Excerpts from a figure dataset:
········

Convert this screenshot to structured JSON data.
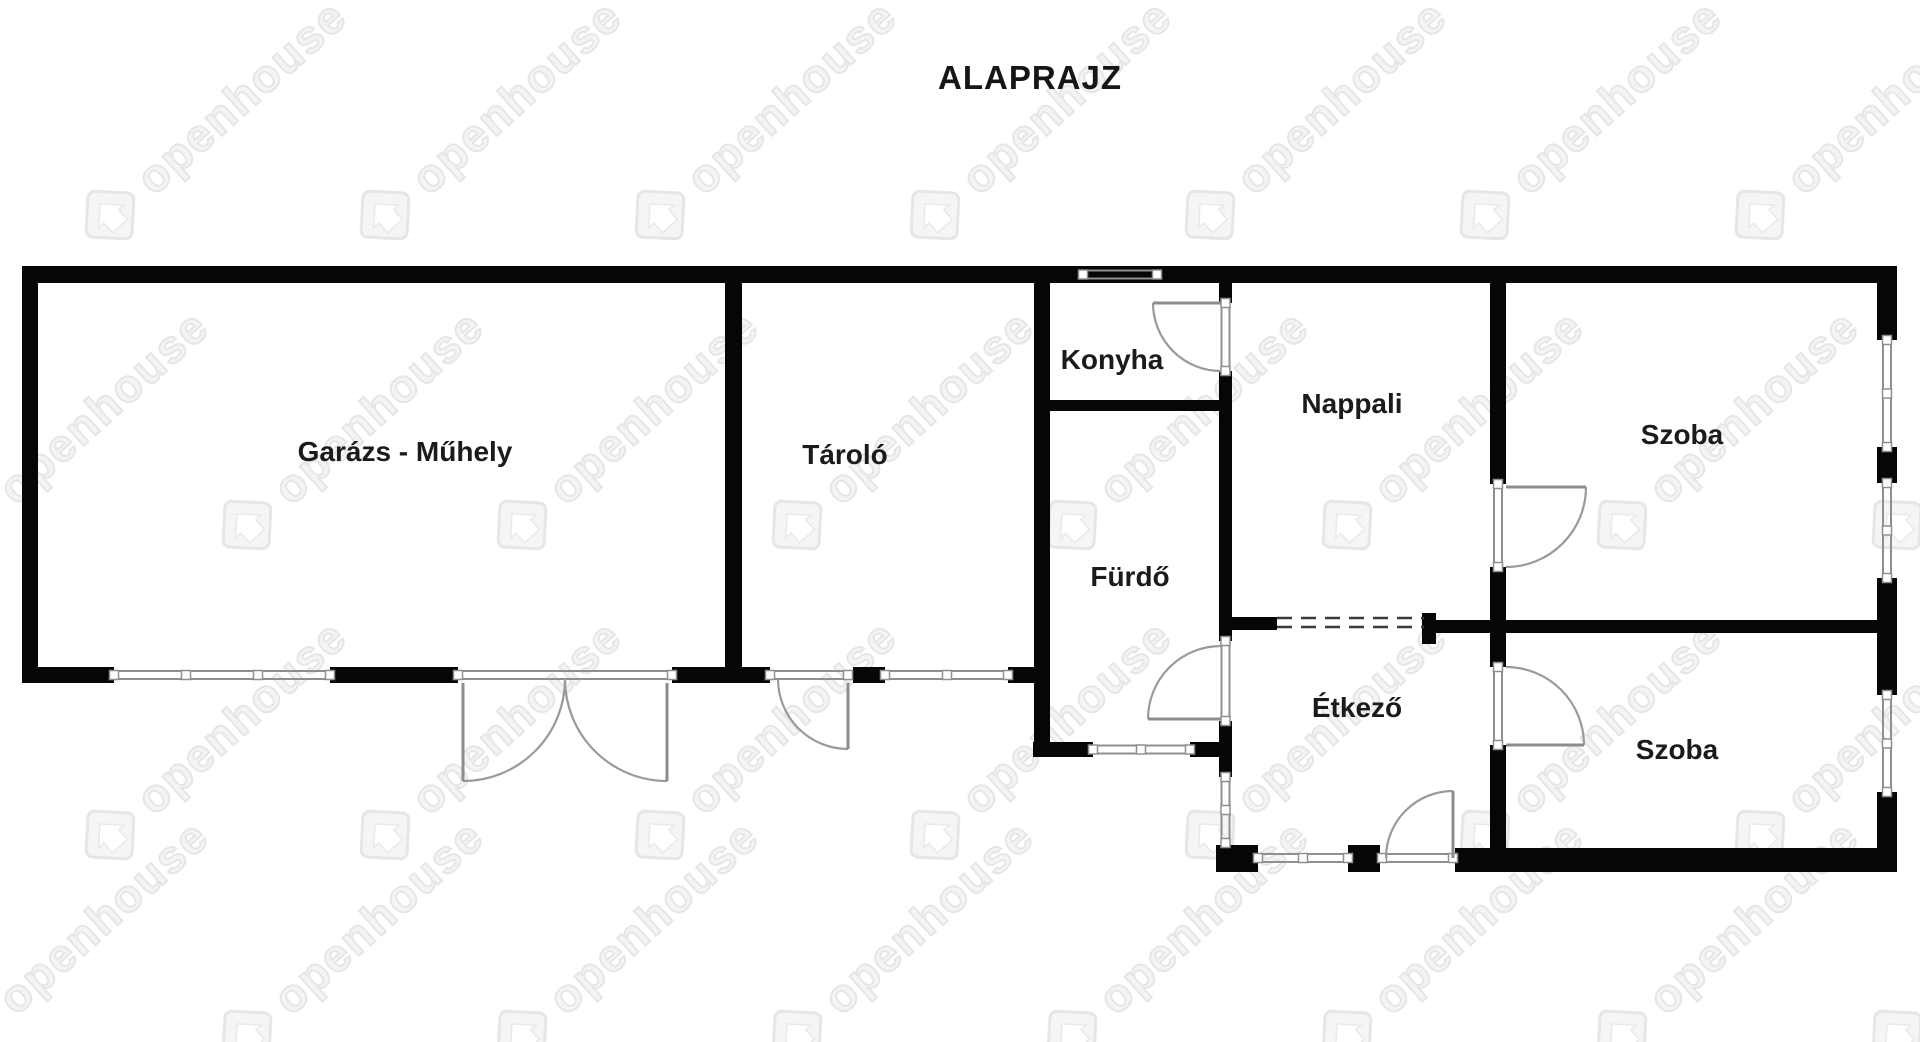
{
  "title": "ALAPRAJZ",
  "watermark": {
    "text": "openhouse",
    "icon": "openhouse-diamond-house-logo"
  },
  "floorplan": {
    "rooms": [
      {
        "id": "garage-workshop",
        "label": "Garázs - Műhely"
      },
      {
        "id": "storage",
        "label": "Tároló"
      },
      {
        "id": "kitchen",
        "label": "Konyha"
      },
      {
        "id": "bathroom",
        "label": "Fürdő"
      },
      {
        "id": "living-room",
        "label": "Nappali"
      },
      {
        "id": "room-upper",
        "label": "Szoba"
      },
      {
        "id": "dining-room",
        "label": "Étkező"
      },
      {
        "id": "room-lower",
        "label": "Szoba"
      }
    ]
  }
}
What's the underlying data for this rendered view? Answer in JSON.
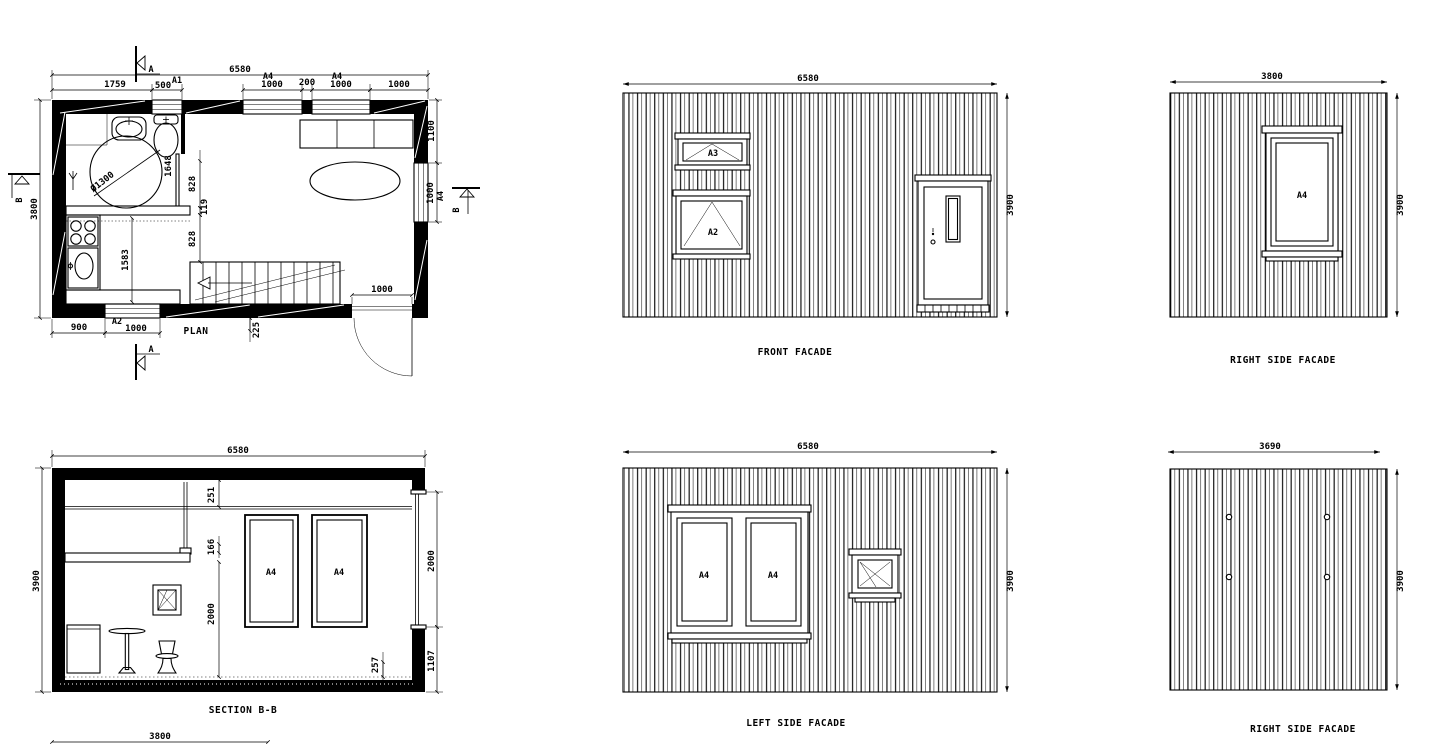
{
  "canvas": {
    "background": "#ffffff",
    "ink": "#000000"
  },
  "plan": {
    "title": "PLAN",
    "section_marker_a": "A",
    "section_marker_b": "B",
    "window_tags": {
      "a1": "A1",
      "a2": "A2",
      "a4_top_left": "A4",
      "a4_top_right": "A4",
      "a4_right": "A4"
    },
    "dims": {
      "overall_width": "6580",
      "bath_width": "1759",
      "bath_window": "500",
      "win_left": "1000",
      "pier": "200",
      "win_right": "1000",
      "corner": "1000",
      "overall_depth": "3800",
      "right_upper": "1100",
      "right_window": "1000",
      "bottom_left": "900",
      "bottom_window": "1000",
      "door_width": "1000",
      "stair_edge": "225",
      "kitchen_depth": "1583",
      "slide_door": "1648",
      "wall_upper": "828",
      "wall_mid": "119",
      "wall_lower": "828",
      "shower_diameter": "Ø1300"
    }
  },
  "section": {
    "title": "SECTION B-B",
    "window_tags": [
      "A4",
      "A4"
    ],
    "dims": {
      "overall_width": "6580",
      "overall_height": "3900",
      "foundation_width": "3800",
      "ceiling_gap": "251",
      "loft_edge": "166",
      "clear_height": "2000",
      "window_height": "2000",
      "window_sill": "1107",
      "floor_edge": "257"
    }
  },
  "front_facade": {
    "title": "FRONT FACADE",
    "dims": {
      "width": "6580",
      "height": "3900"
    },
    "window_tags": {
      "upper": "A3",
      "lower": "A2"
    }
  },
  "right_facade_upper": {
    "title": "RIGHT SIDE FACADE",
    "dims": {
      "width": "3800",
      "height": "3900"
    },
    "window_tag": "A4"
  },
  "left_facade": {
    "title": "LEFT SIDE FACADE",
    "dims": {
      "width": "6580",
      "height": "3900"
    },
    "window_tags": [
      "A4",
      "A4"
    ]
  },
  "right_facade_lower": {
    "title": "RIGHT SIDE FACADE",
    "dims": {
      "width": "3690",
      "height": "3900"
    }
  }
}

········

Problem to solve: Repeat the preceding records precisely, and leave every picture out of the copy.

Full response:
Convert this screenshot to structured JSON data.
{
  "title": "ALAPRAJZ",
  "watermark": {
    "text": "openhouse",
    "icon": "openhouse-diamond-house-logo"
  },
  "floorplan": {
    "rooms": [
      {
        "id": "garage-workshop",
        "label": "Garázs - Műhely"
      },
      {
        "id": "storage",
        "label": "Tároló"
      },
      {
        "id": "kitchen",
        "label": "Konyha"
      },
      {
        "id": "bathroom",
        "label": "Fürdő"
      },
      {
        "id": "living-room",
        "label": "Nappali"
      },
      {
        "id": "room-upper",
        "label": "Szoba"
      },
      {
        "id": "dining-room",
        "label": "Étkező"
      },
      {
        "id": "room-lower",
        "label": "Szoba"
      }
    ]
  }
}
What's the underlying data for this rendered view? Answer in JSON.
{
  "canvas": {
    "background": "#ffffff",
    "ink": "#000000"
  },
  "plan": {
    "title": "PLAN",
    "section_marker_a": "A",
    "section_marker_b": "B",
    "window_tags": {
      "a1": "A1",
      "a2": "A2",
      "a4_top_left": "A4",
      "a4_top_right": "A4",
      "a4_right": "A4"
    },
    "dims": {
      "overall_width": "6580",
      "bath_width": "1759",
      "bath_window": "500",
      "win_left": "1000",
      "pier": "200",
      "win_right": "1000",
      "corner": "1000",
      "overall_depth": "3800",
      "right_upper": "1100",
      "right_window": "1000",
      "bottom_left": "900",
      "bottom_window": "1000",
      "door_width": "1000",
      "stair_edge": "225",
      "kitchen_depth": "1583",
      "slide_door": "1648",
      "wall_upper": "828",
      "wall_mid": "119",
      "wall_lower": "828",
      "shower_diameter": "Ø1300"
    }
  },
  "section": {
    "title": "SECTION B-B",
    "window_tags": [
      "A4",
      "A4"
    ],
    "dims": {
      "overall_width": "6580",
      "overall_height": "3900",
      "foundation_width": "3800",
      "ceiling_gap": "251",
      "loft_edge": "166",
      "clear_height": "2000",
      "window_height": "2000",
      "window_sill": "1107",
      "floor_edge": "257"
    }
  },
  "front_facade": {
    "title": "FRONT FACADE",
    "dims": {
      "width": "6580",
      "height": "3900"
    },
    "window_tags": {
      "upper": "A3",
      "lower": "A2"
    }
  },
  "right_facade_upper": {
    "title": "RIGHT SIDE FACADE",
    "dims": {
      "width": "3800",
      "height": "3900"
    },
    "window_tag": "A4"
  },
  "left_facade": {
    "title": "LEFT SIDE FACADE",
    "dims": {
      "width": "6580",
      "height": "3900"
    },
    "window_tags": [
      "A4",
      "A4"
    ]
  },
  "right_facade_lower": {
    "title": "RIGHT SIDE FACADE",
    "dims": {
      "width": "3690",
      "height": "3900"
    }
  }
}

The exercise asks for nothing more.